Return each line containing "Supermercados".

Records from a collection of figures
START

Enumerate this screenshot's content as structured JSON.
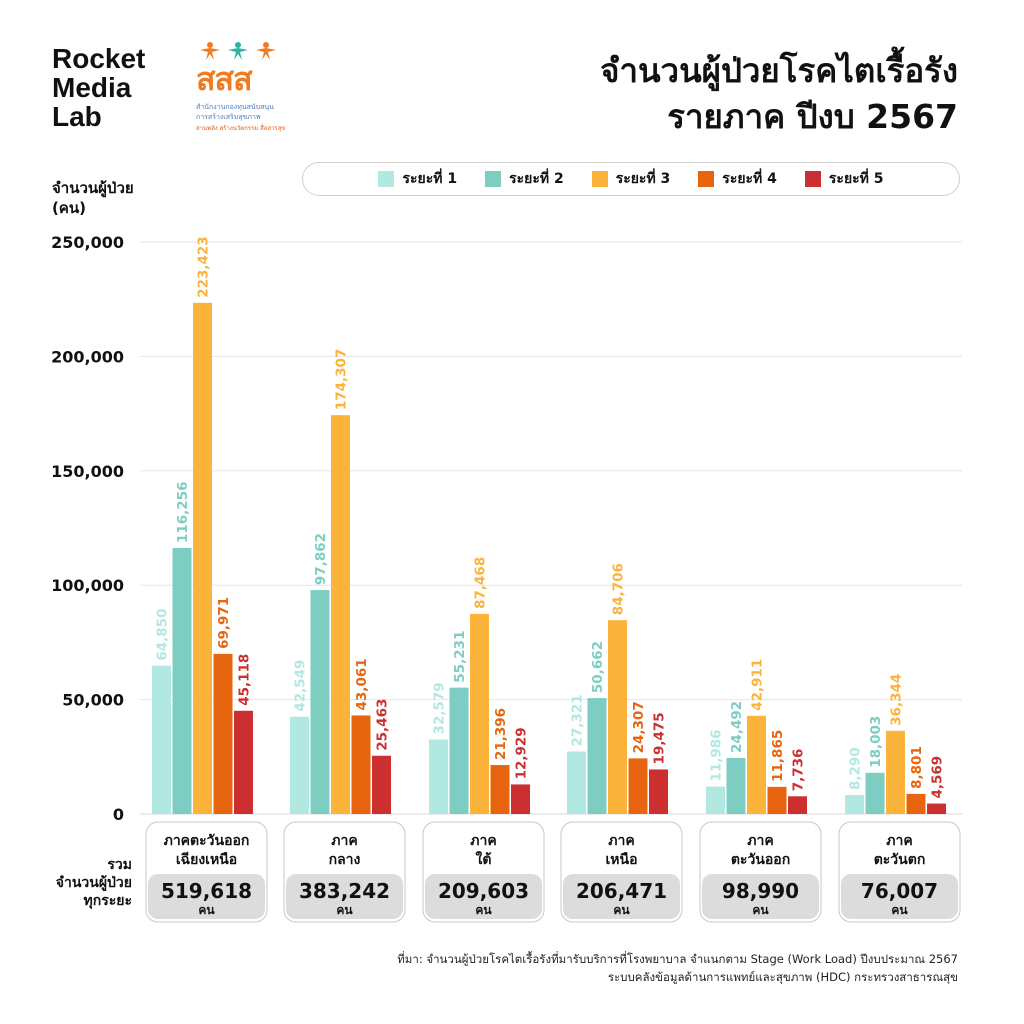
{
  "brand": {
    "line1": "Rocket",
    "line2": "Media",
    "line3": "Lab"
  },
  "logo": {
    "mark": "สสส",
    "sub1": "สำนักงานกองทุนสนับสนุน",
    "sub2": "การสร้างเสริมสุขภาพ",
    "sub3": "สานพลัง สร้างนวัตกรรม สื่อสารสุข"
  },
  "title": {
    "line1": "จำนวนผู้ป่วยโรคไตเรื้อรัง",
    "line2": "รายภาค ปีงบ 2567"
  },
  "ylabel": {
    "line1": "จำนวนผู้ป่วย",
    "line2": "(คน)"
  },
  "total_label": {
    "line1": "รวม",
    "line2": "จำนวนผู้ป่วย",
    "line3": "ทุกระยะ"
  },
  "source": {
    "line1": "ที่มา: จำนวนผู้ป่วยโรคไตเรื้อรังที่มารับบริการที่โรงพยาบาล จำแนกตาม Stage (Work Load) ปีงบประมาณ 2567",
    "line2": "ระบบคลังข้อมูลด้านการแพทย์และสุขภาพ (HDC) กระทรวงสาธารณสุข"
  },
  "chart_data": {
    "type": "bar",
    "title": "จำนวนผู้ป่วยโรคไตเรื้อรัง รายภาค ปีงบ 2567",
    "ylabel": "จำนวนผู้ป่วย (คน)",
    "ylim": [
      0,
      250000
    ],
    "yticks": [
      "0",
      "50,000",
      "100,000",
      "150,000",
      "200,000",
      "250,000"
    ],
    "ytick_values": [
      0,
      50000,
      100000,
      150000,
      200000,
      250000
    ],
    "grid": true,
    "legend_position": "top",
    "categories": [
      [
        "ภาคตะวันออก",
        "เฉียงเหนือ"
      ],
      [
        "ภาค",
        "กลาง"
      ],
      [
        "ภาค",
        "ใต้"
      ],
      [
        "ภาค",
        "เหนือ"
      ],
      [
        "ภาค",
        "ตะวันออก"
      ],
      [
        "ภาค",
        "ตะวันตก"
      ]
    ],
    "series": [
      {
        "name": "ระยะที่ 1",
        "color": "#b2e8e2",
        "values": [
          64850,
          42549,
          32579,
          27321,
          11986,
          8290
        ],
        "labels": [
          "64,850",
          "42,549",
          "32,579",
          "27,321",
          "11,986",
          "8,290"
        ]
      },
      {
        "name": "ระยะที่ 2",
        "color": "#7ecdc3",
        "values": [
          116256,
          97862,
          55231,
          50662,
          24492,
          18003
        ],
        "labels": [
          "116,256",
          "97,862",
          "55,231",
          "50,662",
          "24,492",
          "18,003"
        ]
      },
      {
        "name": "ระยะที่ 3",
        "color": "#fbb33c",
        "values": [
          223423,
          174307,
          87468,
          84706,
          42911,
          36344
        ],
        "labels": [
          "223,423",
          "174,307",
          "87,468",
          "84,706",
          "42,911",
          "36,344"
        ]
      },
      {
        "name": "ระยะที่ 4",
        "color": "#e8650f",
        "values": [
          69971,
          43061,
          21396,
          24307,
          11865,
          8801
        ],
        "labels": [
          "69,971",
          "43,061",
          "21,396",
          "24,307",
          "11,865",
          "8,801"
        ]
      },
      {
        "name": "ระยะที่ 5",
        "color": "#cc2f2f",
        "values": [
          45118,
          25463,
          12929,
          19475,
          7736,
          4569
        ],
        "labels": [
          "45,118",
          "25,463",
          "12,929",
          "19,475",
          "7,736",
          "4,569"
        ]
      }
    ],
    "totals": [
      "519,618",
      "383,242",
      "209,603",
      "206,471",
      "98,990",
      "76,007"
    ],
    "total_unit": "คน"
  }
}
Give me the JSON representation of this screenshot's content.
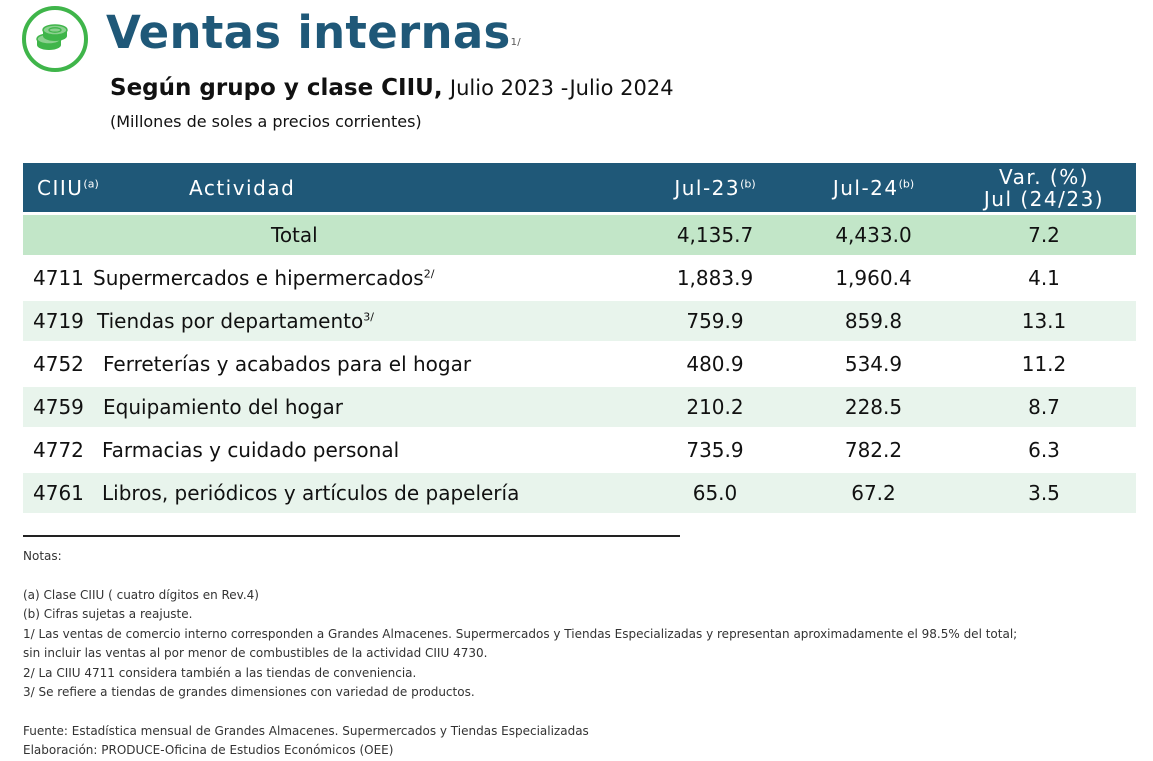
{
  "header": {
    "title": "Ventas internas",
    "title_note": "1/",
    "subtitle_bold": "Según grupo y clase CIIU,",
    "subtitle_period": "Julio 2023 -Julio 2024",
    "units": "(Millones de soles a precios corrientes)"
  },
  "table": {
    "columns": {
      "ciiu": "CIIU",
      "ciiu_note": "(a)",
      "activity": "Actividad",
      "jul23": "Jul-23",
      "jul23_note": "(b)",
      "jul24": "Jul-24",
      "jul24_note": "(b)",
      "var_line1": "Var. (%)",
      "var_line2": "Jul (24/23)"
    },
    "total": {
      "label": "Total",
      "jul23": "4,135.7",
      "jul24": "4,433.0",
      "var": "7.2"
    },
    "rows": [
      {
        "code": "4711",
        "activity": "Supermercados e hipermercados",
        "note": "2/",
        "jul23": "1,883.9",
        "jul24": "1,960.4",
        "var": "4.1"
      },
      {
        "code": "4719",
        "activity": "Tiendas por departamento",
        "note": "3/",
        "jul23": "759.9",
        "jul24": "859.8",
        "var": "13.1"
      },
      {
        "code": "4752",
        "activity": "Ferreterías y acabados para el hogar",
        "note": "",
        "jul23": "480.9",
        "jul24": "534.9",
        "var": "11.2"
      },
      {
        "code": "4759",
        "activity": "Equipamiento del hogar",
        "note": "",
        "jul23": "210.2",
        "jul24": "228.5",
        "var": "8.7"
      },
      {
        "code": "4772",
        "activity": "Farmacias y cuidado personal",
        "note": "",
        "jul23": "735.9",
        "jul24": "782.2",
        "var": "6.3"
      },
      {
        "code": "4761",
        "activity": "Libros, periódicos y artículos de papelería",
        "note": "",
        "jul23": "65.0",
        "jul24": "67.2",
        "var": "3.5"
      }
    ]
  },
  "notes": {
    "heading": "Notas:",
    "a": "(a) Clase CIIU ( cuatro dígitos en Rev.4)",
    "b": "(b) Cifras sujetas a reajuste.",
    "n1_line1": "1/ Las ventas de comercio interno corresponden a Grandes Almacenes. Supermercados y Tiendas Especializadas y representan aproximadamente el 98.5% del total;",
    "n1_line2": "sin incluir las ventas al por menor de combustibles de la actividad CIIU 4730.",
    "n2": "2/ La CIIU 4711 considera también a las tiendas de conveniencia.",
    "n3": "3/ Se refiere a tiendas de grandes dimensiones con variedad de productos.",
    "source": "Fuente: Estadística mensual  de  Grandes Almacenes. Supermercados y Tiendas Especializadas",
    "elaboration": "Elaboración: PRODUCE-Oficina de Estudios Económicos (OEE)"
  },
  "icon": "coins-icon",
  "colors": {
    "title": "#1f5878",
    "header_bg": "#1f5878",
    "total_bg": "#c2e6c8",
    "stripe_bg": "#e8f4ec",
    "icon_green": "#3fb54a"
  }
}
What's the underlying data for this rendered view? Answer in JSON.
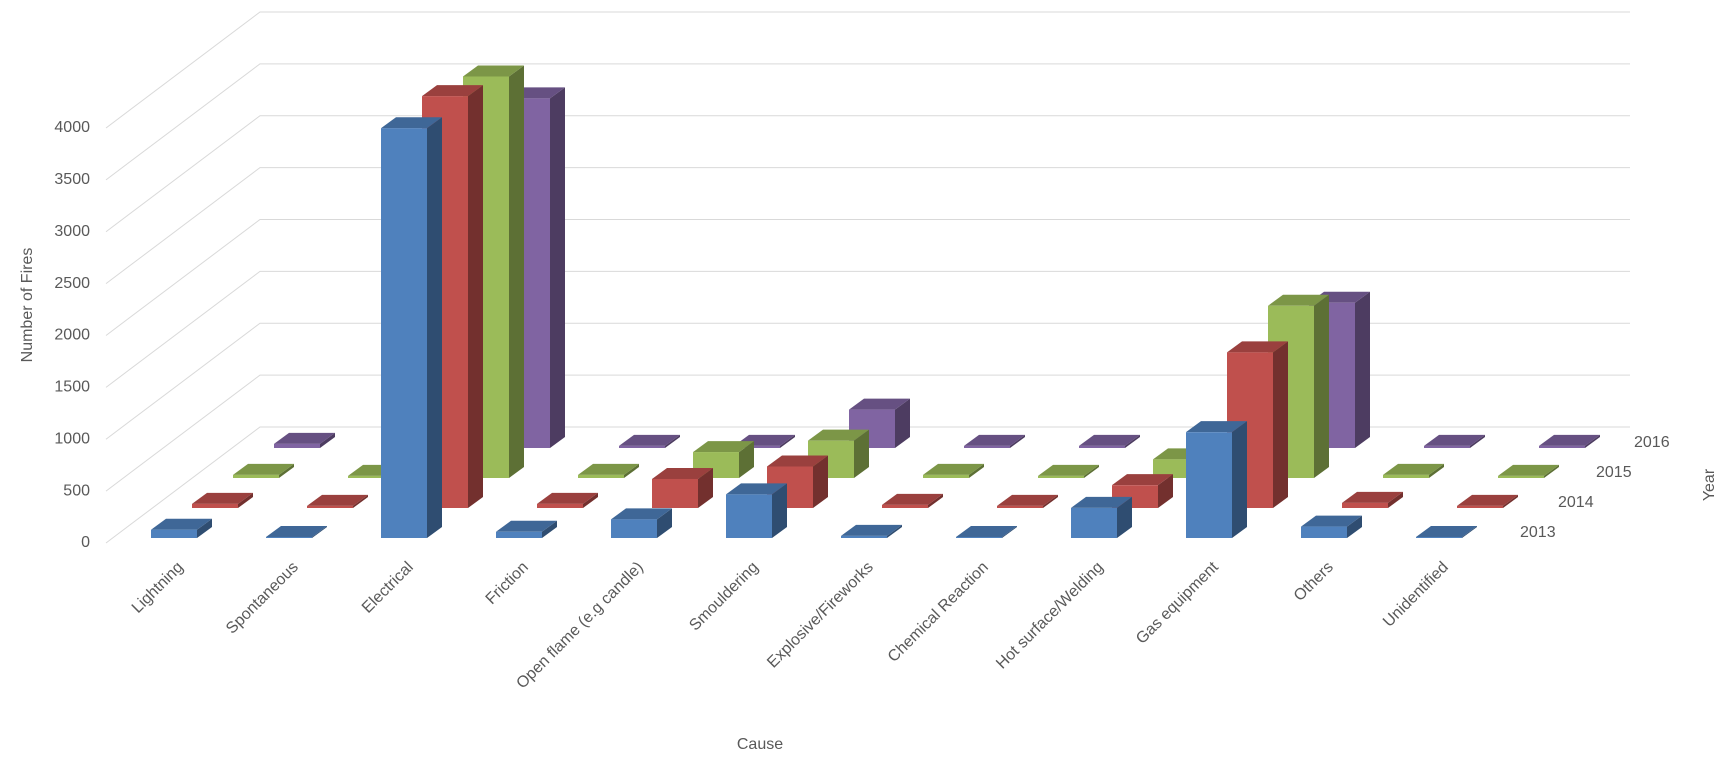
{
  "chart_data": {
    "type": "bar3d",
    "y_label": "Number of Fires",
    "x_label": "Cause",
    "z_label": "Year",
    "categories": [
      "Lightning",
      "Spontaneous",
      "Electrical",
      "Friction",
      "Open flame (e.g candle)",
      "Smouldering",
      "Explosive/Fireworks",
      "Chemical Reaction",
      "Hot surface/Welding",
      "Gas equipment",
      "Others",
      "Unidentified"
    ],
    "series": [
      {
        "name": "2013",
        "color": "#4f81bd",
        "values": [
          80,
          10,
          3950,
          60,
          180,
          420,
          20,
          10,
          290,
          1020,
          110,
          10
        ]
      },
      {
        "name": "2014",
        "color": "#c0504d",
        "values": [
          40,
          20,
          3970,
          40,
          280,
          400,
          30,
          20,
          220,
          1500,
          50,
          20
        ]
      },
      {
        "name": "2015",
        "color": "#9bbb59",
        "values": [
          30,
          20,
          3870,
          30,
          250,
          360,
          30,
          20,
          180,
          1660,
          30,
          20
        ]
      },
      {
        "name": "2016",
        "color": "#8064a2",
        "values": [
          40,
          10,
          3370,
          20,
          20,
          370,
          20,
          20,
          20,
          1400,
          20,
          20
        ]
      }
    ],
    "ylim": [
      0,
      4000
    ],
    "yticks": [
      0,
      500,
      1000,
      1500,
      2000,
      2500,
      3000,
      3500,
      4000
    ],
    "grid": true
  }
}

END

Result of the exercise
        "activity": "Supermercados e hipermercados",
    "n1_line1": "1/ Las ventas de comercio interno corresponden a Grandes Almacenes. Supermercados y Tiendas Especializadas y representan aproximadamente el 98.5% del total;",
    "source": "Fuente: Estadística mensual  de  Grandes Almacenes. Supermercados y Tiendas Especializadas",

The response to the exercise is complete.